### SHORT PROBLEM
All the data should be repeated exactly. Any image in it is left out.
==============================
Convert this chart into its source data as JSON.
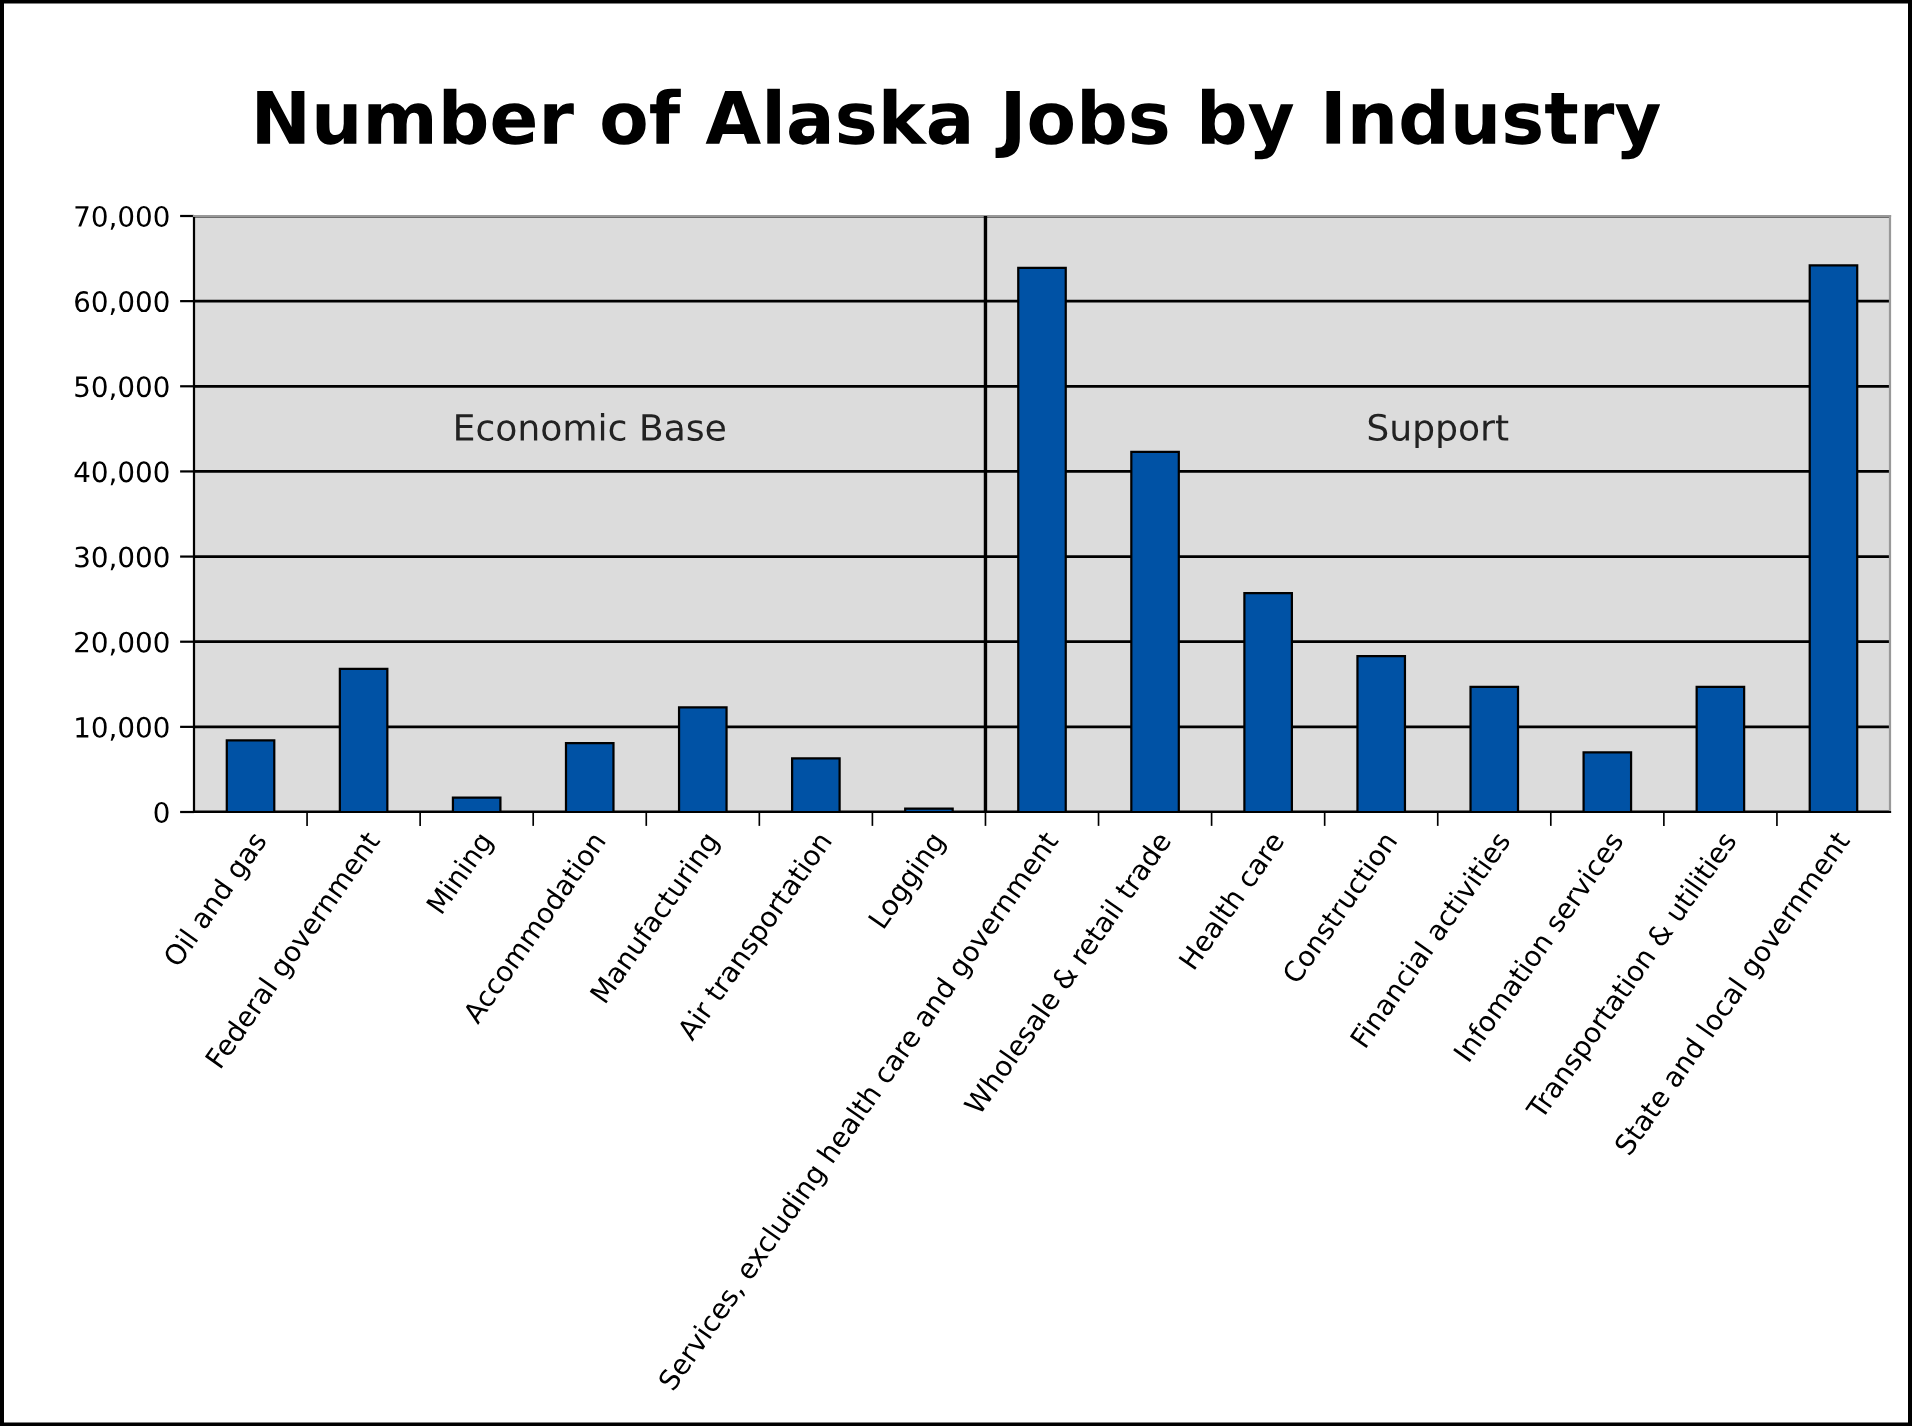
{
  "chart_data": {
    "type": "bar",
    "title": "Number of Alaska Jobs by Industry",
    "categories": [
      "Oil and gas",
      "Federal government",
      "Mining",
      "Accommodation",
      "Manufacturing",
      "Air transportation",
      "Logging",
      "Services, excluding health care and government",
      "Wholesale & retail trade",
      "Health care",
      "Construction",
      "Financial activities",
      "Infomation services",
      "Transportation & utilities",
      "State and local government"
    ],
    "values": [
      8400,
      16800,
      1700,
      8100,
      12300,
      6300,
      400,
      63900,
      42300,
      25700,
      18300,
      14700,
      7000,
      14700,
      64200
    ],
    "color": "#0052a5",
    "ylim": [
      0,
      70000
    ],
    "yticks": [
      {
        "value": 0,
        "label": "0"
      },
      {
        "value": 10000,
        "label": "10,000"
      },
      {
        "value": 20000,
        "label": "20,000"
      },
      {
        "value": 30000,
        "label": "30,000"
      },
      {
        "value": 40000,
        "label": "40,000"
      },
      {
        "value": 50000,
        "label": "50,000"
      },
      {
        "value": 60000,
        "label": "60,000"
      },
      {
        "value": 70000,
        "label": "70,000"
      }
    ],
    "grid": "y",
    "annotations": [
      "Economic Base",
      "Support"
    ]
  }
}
==============================
### TASK RESPONSE
Convert this chart into its source data as JSON.
{
  "chart_data": {
    "type": "bar",
    "title": "Number of Alaska Jobs by Industry",
    "categories": [
      "Oil and gas",
      "Federal government",
      "Mining",
      "Accommodation",
      "Manufacturing",
      "Air transportation",
      "Logging",
      "Services, excluding health care and government",
      "Wholesale & retail trade",
      "Health care",
      "Construction",
      "Financial activities",
      "Infomation services",
      "Transportation & utilities",
      "State and local government"
    ],
    "values": [
      8400,
      16800,
      1700,
      8100,
      12300,
      6300,
      400,
      63900,
      42300,
      25700,
      18300,
      14700,
      7000,
      14700,
      64200
    ],
    "color": "#0052a5",
    "ylim": [
      0,
      70000
    ],
    "yticks": [
      {
        "value": 0,
        "label": "0"
      },
      {
        "value": 10000,
        "label": "10,000"
      },
      {
        "value": 20000,
        "label": "20,000"
      },
      {
        "value": 30000,
        "label": "30,000"
      },
      {
        "value": 40000,
        "label": "40,000"
      },
      {
        "value": 50000,
        "label": "50,000"
      },
      {
        "value": 60000,
        "label": "60,000"
      },
      {
        "value": 70000,
        "label": "70,000"
      }
    ],
    "grid": "y",
    "annotations": [
      "Economic Base",
      "Support"
    ]
  }
}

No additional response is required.